Task brief: Leave the pictures out and transcribe every record exactly.
===== Available records
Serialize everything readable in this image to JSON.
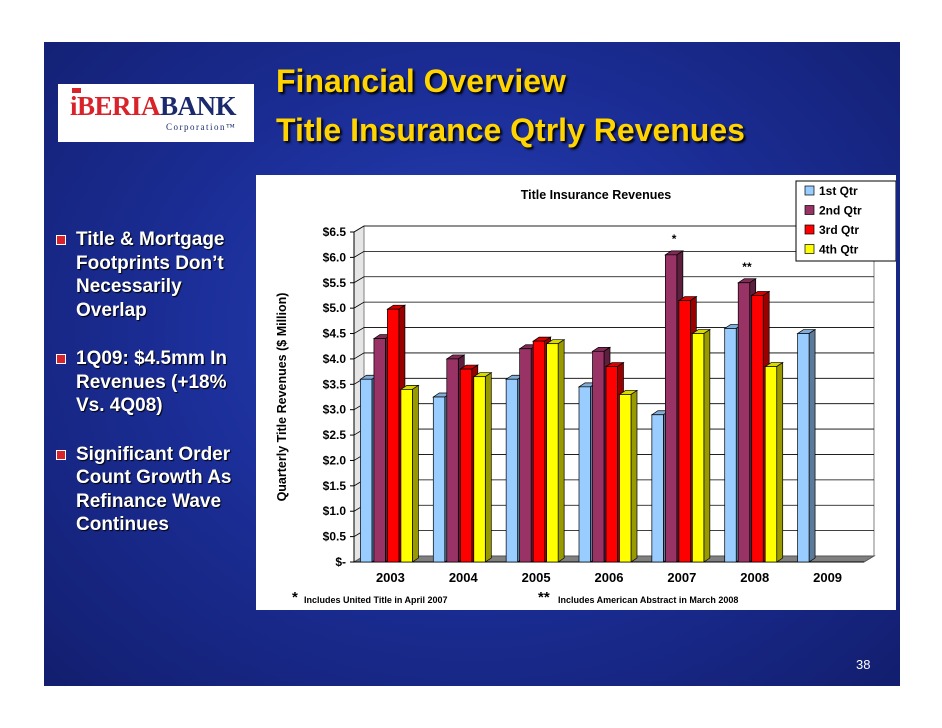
{
  "header": {
    "title": "Financial Overview",
    "subtitle": "Title Insurance Qtrly Revenues"
  },
  "logo": {
    "part1": "iBERIA",
    "part2": "BANK",
    "sub": "Corporation™"
  },
  "bullets": [
    "Title & Mortgage Footprints Don’t Necessarily Overlap",
    "1Q09: $4.5mm In Revenues (+18% Vs. 4Q08)",
    "Significant Order Count Growth As Refinance Wave Continues"
  ],
  "footnotes": {
    "note1_mark": "*",
    "note1_text": "Includes United Title in April 2007",
    "note2_mark": "**",
    "note2_text": "Includes American Abstract in March 2008"
  },
  "page_number": "38",
  "chart_data": {
    "type": "bar",
    "title": "Title Insurance Revenues",
    "ylabel": "Quarterly Title Revenues ($ Million)",
    "xlabel": "",
    "categories": [
      "2003",
      "2004",
      "2005",
      "2006",
      "2007",
      "2008",
      "2009"
    ],
    "ylim": [
      0,
      6.5
    ],
    "yticks": [
      "$-",
      "$0.5",
      "$1.0",
      "$1.5",
      "$2.0",
      "$2.5",
      "$3.0",
      "$3.5",
      "$4.0",
      "$4.5",
      "$5.0",
      "$5.5",
      "$6.0",
      "$6.5"
    ],
    "grid": true,
    "legend_position": "top-right",
    "series": [
      {
        "name": "1st Qtr",
        "color": "#99ccff",
        "values": [
          3.6,
          3.25,
          3.6,
          3.45,
          2.9,
          4.6,
          4.5
        ]
      },
      {
        "name": "2nd Qtr",
        "color": "#993366",
        "values": [
          4.4,
          4.0,
          4.2,
          4.15,
          6.05,
          5.5,
          null
        ]
      },
      {
        "name": "3rd Qtr",
        "color": "#ff0000",
        "values": [
          4.98,
          3.8,
          4.35,
          3.85,
          5.15,
          5.25,
          null
        ]
      },
      {
        "name": "4th Qtr",
        "color": "#ffff00",
        "values": [
          3.4,
          3.65,
          4.3,
          3.3,
          4.5,
          3.85,
          null
        ]
      }
    ],
    "annotations": [
      {
        "text": "*",
        "category": "2007",
        "series": "2nd Qtr"
      },
      {
        "text": "**",
        "category": "2008",
        "series": "2nd Qtr"
      }
    ]
  }
}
==========
Expected answer:
Serialize everything readable in this image to JSON.
{
  "header": {
    "title": "Financial Overview",
    "subtitle": "Title Insurance Qtrly Revenues"
  },
  "logo": {
    "part1": "iBERIA",
    "part2": "BANK",
    "sub": "Corporation™"
  },
  "bullets": [
    "Title & Mortgage Footprints Don’t Necessarily Overlap",
    "1Q09: $4.5mm In Revenues (+18% Vs. 4Q08)",
    "Significant Order Count Growth As Refinance Wave Continues"
  ],
  "footnotes": {
    "note1_mark": "*",
    "note1_text": "Includes United Title in April 2007",
    "note2_mark": "**",
    "note2_text": "Includes American Abstract in March 2008"
  },
  "page_number": "38",
  "chart_data": {
    "type": "bar",
    "title": "Title Insurance Revenues",
    "ylabel": "Quarterly Title Revenues ($ Million)",
    "xlabel": "",
    "categories": [
      "2003",
      "2004",
      "2005",
      "2006",
      "2007",
      "2008",
      "2009"
    ],
    "ylim": [
      0,
      6.5
    ],
    "yticks": [
      "$-",
      "$0.5",
      "$1.0",
      "$1.5",
      "$2.0",
      "$2.5",
      "$3.0",
      "$3.5",
      "$4.0",
      "$4.5",
      "$5.0",
      "$5.5",
      "$6.0",
      "$6.5"
    ],
    "grid": true,
    "legend_position": "top-right",
    "series": [
      {
        "name": "1st Qtr",
        "color": "#99ccff",
        "values": [
          3.6,
          3.25,
          3.6,
          3.45,
          2.9,
          4.6,
          4.5
        ]
      },
      {
        "name": "2nd Qtr",
        "color": "#993366",
        "values": [
          4.4,
          4.0,
          4.2,
          4.15,
          6.05,
          5.5,
          null
        ]
      },
      {
        "name": "3rd Qtr",
        "color": "#ff0000",
        "values": [
          4.98,
          3.8,
          4.35,
          3.85,
          5.15,
          5.25,
          null
        ]
      },
      {
        "name": "4th Qtr",
        "color": "#ffff00",
        "values": [
          3.4,
          3.65,
          4.3,
          3.3,
          4.5,
          3.85,
          null
        ]
      }
    ],
    "annotations": [
      {
        "text": "*",
        "category": "2007",
        "series": "2nd Qtr"
      },
      {
        "text": "**",
        "category": "2008",
        "series": "2nd Qtr"
      }
    ]
  }
}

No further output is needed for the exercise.